Pick out the lines containing "title".

Lines of data
□ □ □ □ □
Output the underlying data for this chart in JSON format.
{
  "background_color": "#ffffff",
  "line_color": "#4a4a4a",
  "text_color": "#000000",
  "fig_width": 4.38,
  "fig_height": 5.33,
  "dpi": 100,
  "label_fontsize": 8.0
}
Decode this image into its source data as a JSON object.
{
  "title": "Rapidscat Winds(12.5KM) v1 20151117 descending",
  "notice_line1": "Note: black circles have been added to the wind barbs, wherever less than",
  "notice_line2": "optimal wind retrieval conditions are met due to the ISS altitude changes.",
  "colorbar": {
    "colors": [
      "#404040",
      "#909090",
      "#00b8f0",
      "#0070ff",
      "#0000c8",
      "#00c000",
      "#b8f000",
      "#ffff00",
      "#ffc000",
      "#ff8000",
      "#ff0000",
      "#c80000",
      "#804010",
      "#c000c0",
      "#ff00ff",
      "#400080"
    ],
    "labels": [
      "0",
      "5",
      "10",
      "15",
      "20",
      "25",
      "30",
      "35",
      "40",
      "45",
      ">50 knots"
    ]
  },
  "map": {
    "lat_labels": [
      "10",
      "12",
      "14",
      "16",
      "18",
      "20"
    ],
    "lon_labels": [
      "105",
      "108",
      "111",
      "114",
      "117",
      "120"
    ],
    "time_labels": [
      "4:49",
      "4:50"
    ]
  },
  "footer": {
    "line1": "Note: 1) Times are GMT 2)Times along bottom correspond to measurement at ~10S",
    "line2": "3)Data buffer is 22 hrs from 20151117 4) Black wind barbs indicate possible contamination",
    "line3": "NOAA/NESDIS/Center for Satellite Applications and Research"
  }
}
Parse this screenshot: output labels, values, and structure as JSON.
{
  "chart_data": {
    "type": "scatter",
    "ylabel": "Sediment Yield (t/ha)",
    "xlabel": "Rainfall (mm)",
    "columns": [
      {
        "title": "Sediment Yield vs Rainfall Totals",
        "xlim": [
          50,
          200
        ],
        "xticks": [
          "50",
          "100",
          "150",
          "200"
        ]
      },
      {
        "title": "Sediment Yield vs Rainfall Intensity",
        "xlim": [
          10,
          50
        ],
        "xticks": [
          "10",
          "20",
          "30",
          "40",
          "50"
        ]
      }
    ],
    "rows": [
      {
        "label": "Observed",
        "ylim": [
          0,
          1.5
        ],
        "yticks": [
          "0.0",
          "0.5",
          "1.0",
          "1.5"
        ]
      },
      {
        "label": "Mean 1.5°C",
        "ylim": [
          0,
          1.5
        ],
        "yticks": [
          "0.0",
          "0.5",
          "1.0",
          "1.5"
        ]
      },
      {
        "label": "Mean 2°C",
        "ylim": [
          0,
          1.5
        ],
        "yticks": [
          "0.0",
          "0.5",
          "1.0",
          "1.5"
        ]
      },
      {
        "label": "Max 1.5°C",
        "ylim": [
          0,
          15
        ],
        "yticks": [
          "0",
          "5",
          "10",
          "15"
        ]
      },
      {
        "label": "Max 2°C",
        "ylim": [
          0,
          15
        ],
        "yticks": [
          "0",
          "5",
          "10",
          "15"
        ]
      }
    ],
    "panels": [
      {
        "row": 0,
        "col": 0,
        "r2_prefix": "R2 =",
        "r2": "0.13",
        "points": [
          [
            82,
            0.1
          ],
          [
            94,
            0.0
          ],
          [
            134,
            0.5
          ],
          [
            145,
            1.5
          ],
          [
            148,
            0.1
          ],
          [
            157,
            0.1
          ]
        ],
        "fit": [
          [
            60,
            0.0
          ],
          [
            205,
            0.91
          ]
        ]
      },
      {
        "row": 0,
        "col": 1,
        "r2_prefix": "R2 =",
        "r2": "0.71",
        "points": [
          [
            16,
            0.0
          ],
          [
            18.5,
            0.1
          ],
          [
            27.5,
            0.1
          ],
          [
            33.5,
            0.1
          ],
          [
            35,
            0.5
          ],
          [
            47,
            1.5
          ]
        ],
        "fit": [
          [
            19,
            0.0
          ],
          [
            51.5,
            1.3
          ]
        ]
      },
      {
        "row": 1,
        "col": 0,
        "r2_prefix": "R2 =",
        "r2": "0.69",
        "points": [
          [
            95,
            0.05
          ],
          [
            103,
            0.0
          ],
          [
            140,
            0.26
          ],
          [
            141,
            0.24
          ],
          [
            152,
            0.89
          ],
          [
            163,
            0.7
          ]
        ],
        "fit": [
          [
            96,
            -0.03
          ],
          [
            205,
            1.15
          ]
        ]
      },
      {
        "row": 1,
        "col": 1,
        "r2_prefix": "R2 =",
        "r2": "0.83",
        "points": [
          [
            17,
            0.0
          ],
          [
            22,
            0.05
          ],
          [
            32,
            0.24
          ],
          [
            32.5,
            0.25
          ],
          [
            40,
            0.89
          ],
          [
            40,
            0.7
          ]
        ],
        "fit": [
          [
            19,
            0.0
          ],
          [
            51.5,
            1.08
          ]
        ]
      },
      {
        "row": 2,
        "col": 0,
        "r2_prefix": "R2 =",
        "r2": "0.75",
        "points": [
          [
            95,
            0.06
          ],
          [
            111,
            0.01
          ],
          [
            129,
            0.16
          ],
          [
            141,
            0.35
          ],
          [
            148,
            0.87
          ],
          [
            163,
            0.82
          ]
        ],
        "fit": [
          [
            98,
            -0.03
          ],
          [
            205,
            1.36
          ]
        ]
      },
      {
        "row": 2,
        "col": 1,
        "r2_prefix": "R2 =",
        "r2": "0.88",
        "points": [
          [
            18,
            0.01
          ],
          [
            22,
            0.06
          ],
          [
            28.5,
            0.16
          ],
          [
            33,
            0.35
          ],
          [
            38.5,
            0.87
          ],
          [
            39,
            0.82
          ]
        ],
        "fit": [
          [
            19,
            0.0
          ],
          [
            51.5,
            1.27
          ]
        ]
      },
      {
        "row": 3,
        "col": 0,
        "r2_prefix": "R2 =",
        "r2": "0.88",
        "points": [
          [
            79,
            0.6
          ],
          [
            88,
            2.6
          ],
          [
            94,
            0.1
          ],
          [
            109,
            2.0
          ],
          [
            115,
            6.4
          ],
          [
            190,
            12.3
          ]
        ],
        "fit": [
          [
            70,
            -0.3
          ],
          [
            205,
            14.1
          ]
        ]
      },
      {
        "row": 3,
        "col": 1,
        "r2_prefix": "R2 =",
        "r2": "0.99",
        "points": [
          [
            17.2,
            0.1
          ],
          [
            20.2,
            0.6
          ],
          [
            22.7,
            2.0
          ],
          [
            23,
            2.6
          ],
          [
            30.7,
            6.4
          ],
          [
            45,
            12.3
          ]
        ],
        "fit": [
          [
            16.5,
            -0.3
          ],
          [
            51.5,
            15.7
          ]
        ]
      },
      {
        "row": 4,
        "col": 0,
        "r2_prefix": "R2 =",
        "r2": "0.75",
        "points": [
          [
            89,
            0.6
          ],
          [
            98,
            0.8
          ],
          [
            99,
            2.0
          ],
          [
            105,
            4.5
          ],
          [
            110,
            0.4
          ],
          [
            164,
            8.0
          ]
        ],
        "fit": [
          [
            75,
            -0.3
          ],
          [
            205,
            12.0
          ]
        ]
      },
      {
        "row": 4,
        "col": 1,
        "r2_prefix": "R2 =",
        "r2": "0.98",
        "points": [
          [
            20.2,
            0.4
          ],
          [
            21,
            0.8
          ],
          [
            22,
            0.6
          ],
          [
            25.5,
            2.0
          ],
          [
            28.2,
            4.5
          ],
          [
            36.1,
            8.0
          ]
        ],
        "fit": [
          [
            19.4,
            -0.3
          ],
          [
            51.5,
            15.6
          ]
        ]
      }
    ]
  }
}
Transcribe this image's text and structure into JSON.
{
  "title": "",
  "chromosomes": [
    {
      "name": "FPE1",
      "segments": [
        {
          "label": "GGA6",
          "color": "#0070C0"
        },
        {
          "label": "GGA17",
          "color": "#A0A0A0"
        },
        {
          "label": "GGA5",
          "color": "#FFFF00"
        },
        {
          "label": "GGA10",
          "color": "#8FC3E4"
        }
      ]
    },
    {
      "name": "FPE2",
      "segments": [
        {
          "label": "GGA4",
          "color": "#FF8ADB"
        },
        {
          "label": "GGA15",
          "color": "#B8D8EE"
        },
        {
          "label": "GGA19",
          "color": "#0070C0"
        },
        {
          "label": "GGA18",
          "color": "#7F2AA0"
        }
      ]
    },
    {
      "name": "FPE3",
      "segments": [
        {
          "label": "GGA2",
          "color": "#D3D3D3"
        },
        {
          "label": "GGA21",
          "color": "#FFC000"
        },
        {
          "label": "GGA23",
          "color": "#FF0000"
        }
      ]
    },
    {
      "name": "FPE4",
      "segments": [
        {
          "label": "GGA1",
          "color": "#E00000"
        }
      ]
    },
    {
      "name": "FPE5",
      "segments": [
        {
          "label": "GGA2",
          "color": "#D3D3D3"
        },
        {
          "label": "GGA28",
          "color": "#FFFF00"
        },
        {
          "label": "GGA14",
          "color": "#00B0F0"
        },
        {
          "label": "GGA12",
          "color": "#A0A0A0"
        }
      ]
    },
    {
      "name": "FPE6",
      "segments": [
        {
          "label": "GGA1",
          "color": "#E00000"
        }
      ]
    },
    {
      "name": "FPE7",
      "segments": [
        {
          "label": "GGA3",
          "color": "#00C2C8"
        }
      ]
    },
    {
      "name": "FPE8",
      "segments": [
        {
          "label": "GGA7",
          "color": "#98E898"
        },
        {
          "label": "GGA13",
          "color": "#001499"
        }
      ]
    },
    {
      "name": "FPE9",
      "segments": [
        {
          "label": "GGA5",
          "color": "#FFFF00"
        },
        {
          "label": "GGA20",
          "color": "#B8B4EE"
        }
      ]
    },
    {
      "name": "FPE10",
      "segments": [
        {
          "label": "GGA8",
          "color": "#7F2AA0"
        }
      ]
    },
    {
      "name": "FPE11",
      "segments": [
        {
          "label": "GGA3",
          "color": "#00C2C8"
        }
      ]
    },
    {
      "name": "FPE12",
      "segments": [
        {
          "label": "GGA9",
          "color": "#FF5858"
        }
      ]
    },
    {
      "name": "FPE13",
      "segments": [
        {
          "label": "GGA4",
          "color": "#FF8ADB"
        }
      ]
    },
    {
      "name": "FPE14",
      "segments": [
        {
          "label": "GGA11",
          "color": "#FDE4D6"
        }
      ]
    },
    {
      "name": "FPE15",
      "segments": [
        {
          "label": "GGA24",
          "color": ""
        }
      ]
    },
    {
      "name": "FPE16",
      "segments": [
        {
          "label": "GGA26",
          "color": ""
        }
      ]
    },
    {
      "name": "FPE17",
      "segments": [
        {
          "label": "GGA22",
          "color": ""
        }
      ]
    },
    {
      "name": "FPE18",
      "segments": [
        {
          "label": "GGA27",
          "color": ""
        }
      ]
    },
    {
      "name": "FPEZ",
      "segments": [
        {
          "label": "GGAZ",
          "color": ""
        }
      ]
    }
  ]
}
□ □ □ □ □
▸ **ANSWER TO THIS EXERCISE**
  "title": "Rapidscat Winds(12.5KM) v1 20151117 descending",
        "title": "Sediment Yield vs Rainfall Totals",
        "title": "Sediment Yield vs Rainfall Intensity",
  "title": "",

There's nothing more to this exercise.